⟨

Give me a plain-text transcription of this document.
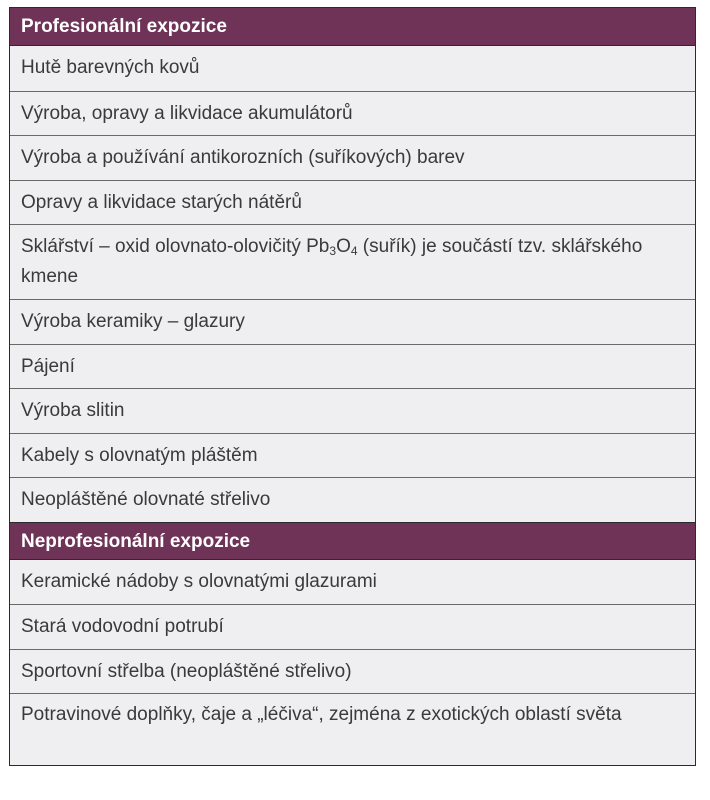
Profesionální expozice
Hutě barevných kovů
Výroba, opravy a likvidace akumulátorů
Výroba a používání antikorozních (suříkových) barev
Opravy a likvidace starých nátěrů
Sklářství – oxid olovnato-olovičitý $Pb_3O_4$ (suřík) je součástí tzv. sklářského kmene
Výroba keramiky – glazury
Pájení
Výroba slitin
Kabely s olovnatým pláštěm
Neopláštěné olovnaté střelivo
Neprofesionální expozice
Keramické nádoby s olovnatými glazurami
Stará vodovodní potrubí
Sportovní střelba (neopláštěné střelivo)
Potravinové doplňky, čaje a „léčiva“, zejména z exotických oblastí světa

⟩
⟨

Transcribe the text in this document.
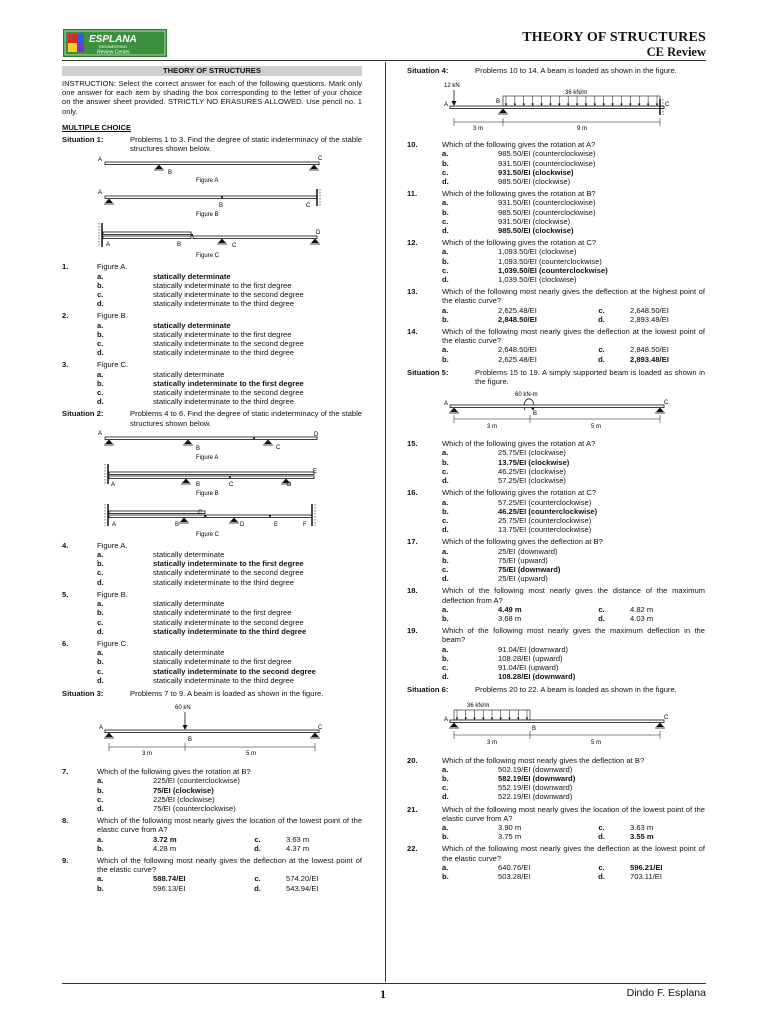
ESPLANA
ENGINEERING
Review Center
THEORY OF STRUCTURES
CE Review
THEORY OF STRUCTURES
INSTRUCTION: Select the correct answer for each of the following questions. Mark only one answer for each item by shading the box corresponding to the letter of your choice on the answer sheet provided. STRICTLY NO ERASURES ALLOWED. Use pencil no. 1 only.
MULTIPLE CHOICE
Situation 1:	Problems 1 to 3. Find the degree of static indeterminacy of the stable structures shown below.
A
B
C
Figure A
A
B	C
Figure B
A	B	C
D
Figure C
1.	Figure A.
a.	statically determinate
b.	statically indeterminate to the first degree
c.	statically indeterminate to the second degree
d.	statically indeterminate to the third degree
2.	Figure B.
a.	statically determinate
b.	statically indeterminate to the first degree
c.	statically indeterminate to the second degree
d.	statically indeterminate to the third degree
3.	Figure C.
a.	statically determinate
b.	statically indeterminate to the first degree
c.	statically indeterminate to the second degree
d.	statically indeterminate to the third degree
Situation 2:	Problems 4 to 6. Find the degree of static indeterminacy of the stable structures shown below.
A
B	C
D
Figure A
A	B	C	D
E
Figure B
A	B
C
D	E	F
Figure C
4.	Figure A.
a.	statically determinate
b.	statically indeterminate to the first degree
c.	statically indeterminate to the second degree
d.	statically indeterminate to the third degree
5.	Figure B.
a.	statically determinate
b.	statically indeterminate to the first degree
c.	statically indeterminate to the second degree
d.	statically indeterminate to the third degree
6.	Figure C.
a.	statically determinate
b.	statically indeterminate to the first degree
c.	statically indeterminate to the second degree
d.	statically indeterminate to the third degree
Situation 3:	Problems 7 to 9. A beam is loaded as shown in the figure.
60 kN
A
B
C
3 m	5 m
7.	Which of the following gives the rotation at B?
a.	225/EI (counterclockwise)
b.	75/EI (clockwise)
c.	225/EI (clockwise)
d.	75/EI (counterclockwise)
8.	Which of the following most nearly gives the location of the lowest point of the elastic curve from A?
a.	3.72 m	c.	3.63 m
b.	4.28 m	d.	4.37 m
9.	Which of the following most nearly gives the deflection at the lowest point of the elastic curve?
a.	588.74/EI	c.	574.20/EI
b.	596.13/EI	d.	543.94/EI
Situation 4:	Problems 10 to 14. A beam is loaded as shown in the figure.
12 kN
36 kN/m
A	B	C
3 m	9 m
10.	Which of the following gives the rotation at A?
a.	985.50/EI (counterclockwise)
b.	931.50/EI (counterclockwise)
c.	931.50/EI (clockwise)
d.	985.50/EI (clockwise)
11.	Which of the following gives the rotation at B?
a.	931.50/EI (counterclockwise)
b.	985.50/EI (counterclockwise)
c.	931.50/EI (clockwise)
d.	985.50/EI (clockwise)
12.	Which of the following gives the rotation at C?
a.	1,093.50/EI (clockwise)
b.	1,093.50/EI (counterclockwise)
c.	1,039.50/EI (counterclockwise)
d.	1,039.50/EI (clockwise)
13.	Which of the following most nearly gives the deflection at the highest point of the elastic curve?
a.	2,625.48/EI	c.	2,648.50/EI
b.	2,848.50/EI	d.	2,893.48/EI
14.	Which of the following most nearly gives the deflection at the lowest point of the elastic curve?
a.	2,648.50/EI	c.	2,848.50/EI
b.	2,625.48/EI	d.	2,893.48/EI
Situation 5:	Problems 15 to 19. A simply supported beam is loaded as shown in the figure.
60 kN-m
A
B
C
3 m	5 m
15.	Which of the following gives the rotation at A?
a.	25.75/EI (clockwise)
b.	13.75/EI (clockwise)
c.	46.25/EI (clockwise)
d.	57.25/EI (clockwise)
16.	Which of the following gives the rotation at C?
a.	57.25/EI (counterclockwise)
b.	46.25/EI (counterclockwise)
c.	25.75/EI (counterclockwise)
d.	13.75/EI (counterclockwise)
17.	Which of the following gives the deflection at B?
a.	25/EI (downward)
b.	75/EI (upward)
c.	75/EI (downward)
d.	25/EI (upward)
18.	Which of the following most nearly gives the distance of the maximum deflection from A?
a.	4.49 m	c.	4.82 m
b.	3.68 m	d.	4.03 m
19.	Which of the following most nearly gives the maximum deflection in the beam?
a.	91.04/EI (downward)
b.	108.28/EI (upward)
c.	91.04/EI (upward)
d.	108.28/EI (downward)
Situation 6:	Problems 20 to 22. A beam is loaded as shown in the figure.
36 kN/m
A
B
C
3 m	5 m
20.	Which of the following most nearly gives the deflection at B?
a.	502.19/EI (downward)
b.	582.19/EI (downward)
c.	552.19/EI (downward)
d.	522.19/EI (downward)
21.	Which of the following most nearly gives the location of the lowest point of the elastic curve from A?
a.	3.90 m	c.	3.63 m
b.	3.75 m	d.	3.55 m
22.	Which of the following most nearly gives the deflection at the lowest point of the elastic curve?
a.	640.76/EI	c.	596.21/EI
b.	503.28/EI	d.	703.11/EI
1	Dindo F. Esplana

⟩

# Problem to solve
Across all the entries, count the lines that contain the word "beam" and give the number by itself.

# Full response
5